___ Data lines

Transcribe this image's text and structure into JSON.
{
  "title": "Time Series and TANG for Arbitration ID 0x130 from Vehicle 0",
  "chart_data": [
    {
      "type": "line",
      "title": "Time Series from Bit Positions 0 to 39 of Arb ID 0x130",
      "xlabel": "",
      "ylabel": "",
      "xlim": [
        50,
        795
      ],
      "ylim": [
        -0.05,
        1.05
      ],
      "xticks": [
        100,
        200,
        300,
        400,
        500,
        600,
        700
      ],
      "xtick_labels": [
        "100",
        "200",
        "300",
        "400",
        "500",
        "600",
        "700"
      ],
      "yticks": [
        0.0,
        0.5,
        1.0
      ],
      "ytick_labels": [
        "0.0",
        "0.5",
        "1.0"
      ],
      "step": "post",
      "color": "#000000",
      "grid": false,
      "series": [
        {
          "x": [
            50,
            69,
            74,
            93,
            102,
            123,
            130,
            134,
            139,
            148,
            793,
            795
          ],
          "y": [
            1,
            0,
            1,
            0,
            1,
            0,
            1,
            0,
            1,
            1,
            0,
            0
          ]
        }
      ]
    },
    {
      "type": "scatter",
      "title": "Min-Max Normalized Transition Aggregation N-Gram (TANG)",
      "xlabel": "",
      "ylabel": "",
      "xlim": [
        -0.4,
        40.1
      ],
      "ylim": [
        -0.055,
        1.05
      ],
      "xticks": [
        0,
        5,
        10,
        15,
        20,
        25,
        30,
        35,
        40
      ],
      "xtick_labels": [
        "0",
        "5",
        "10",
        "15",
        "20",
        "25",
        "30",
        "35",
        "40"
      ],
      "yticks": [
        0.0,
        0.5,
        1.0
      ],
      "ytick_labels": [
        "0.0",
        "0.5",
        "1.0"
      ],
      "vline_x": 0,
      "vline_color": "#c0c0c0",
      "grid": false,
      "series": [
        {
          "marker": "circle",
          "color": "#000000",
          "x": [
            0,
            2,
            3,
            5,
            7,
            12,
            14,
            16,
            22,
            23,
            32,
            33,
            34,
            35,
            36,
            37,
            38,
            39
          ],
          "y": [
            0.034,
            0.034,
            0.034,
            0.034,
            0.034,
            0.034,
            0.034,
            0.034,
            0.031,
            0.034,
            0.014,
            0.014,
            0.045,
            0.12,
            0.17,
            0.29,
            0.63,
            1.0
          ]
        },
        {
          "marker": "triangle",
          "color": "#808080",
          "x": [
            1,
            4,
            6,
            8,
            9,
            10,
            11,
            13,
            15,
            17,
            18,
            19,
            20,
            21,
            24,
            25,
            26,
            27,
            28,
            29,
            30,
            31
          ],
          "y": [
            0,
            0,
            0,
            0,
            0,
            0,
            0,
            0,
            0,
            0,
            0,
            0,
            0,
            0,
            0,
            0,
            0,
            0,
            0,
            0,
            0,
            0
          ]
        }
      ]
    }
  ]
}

______

Task requirements:
Output each record precisely as given.

Final result:
Transcribe this image's text and structure into JSON.
{
  "title": "Time Series and TANG for Arbitration ID 0x130 from Vehicle 0",
  "chart_data": [
    {
      "type": "line",
      "title": "Time Series from Bit Positions 0 to 39 of Arb ID 0x130",
      "xlabel": "",
      "ylabel": "",
      "xlim": [
        50,
        795
      ],
      "ylim": [
        -0.05,
        1.05
      ],
      "xticks": [
        100,
        200,
        300,
        400,
        500,
        600,
        700
      ],
      "xtick_labels": [
        "100",
        "200",
        "300",
        "400",
        "500",
        "600",
        "700"
      ],
      "yticks": [
        0.0,
        0.5,
        1.0
      ],
      "ytick_labels": [
        "0.0",
        "0.5",
        "1.0"
      ],
      "step": "post",
      "color": "#000000",
      "grid": false,
      "series": [
        {
          "x": [
            50,
            69,
            74,
            93,
            102,
            123,
            130,
            134,
            139,
            148,
            793,
            795
          ],
          "y": [
            1,
            0,
            1,
            0,
            1,
            0,
            1,
            0,
            1,
            1,
            0,
            0
          ]
        }
      ]
    },
    {
      "type": "scatter",
      "title": "Min-Max Normalized Transition Aggregation N-Gram (TANG)",
      "xlabel": "",
      "ylabel": "",
      "xlim": [
        -0.4,
        40.1
      ],
      "ylim": [
        -0.055,
        1.05
      ],
      "xticks": [
        0,
        5,
        10,
        15,
        20,
        25,
        30,
        35,
        40
      ],
      "xtick_labels": [
        "0",
        "5",
        "10",
        "15",
        "20",
        "25",
        "30",
        "35",
        "40"
      ],
      "yticks": [
        0.0,
        0.5,
        1.0
      ],
      "ytick_labels": [
        "0.0",
        "0.5",
        "1.0"
      ],
      "vline_x": 0,
      "vline_color": "#c0c0c0",
      "grid": false,
      "series": [
        {
          "marker": "circle",
          "color": "#000000",
          "x": [
            0,
            2,
            3,
            5,
            7,
            12,
            14,
            16,
            22,
            23,
            32,
            33,
            34,
            35,
            36,
            37,
            38,
            39
          ],
          "y": [
            0.034,
            0.034,
            0.034,
            0.034,
            0.034,
            0.034,
            0.034,
            0.034,
            0.031,
            0.034,
            0.014,
            0.014,
            0.045,
            0.12,
            0.17,
            0.29,
            0.63,
            1.0
          ]
        },
        {
          "marker": "triangle",
          "color": "#808080",
          "x": [
            1,
            4,
            6,
            8,
            9,
            10,
            11,
            13,
            15,
            17,
            18,
            19,
            20,
            21,
            24,
            25,
            26,
            27,
            28,
            29,
            30,
            31
          ],
          "y": [
            0,
            0,
            0,
            0,
            0,
            0,
            0,
            0,
            0,
            0,
            0,
            0,
            0,
            0,
            0,
            0,
            0,
            0,
            0,
            0,
            0,
            0
          ]
        }
      ]
    }
  ]
}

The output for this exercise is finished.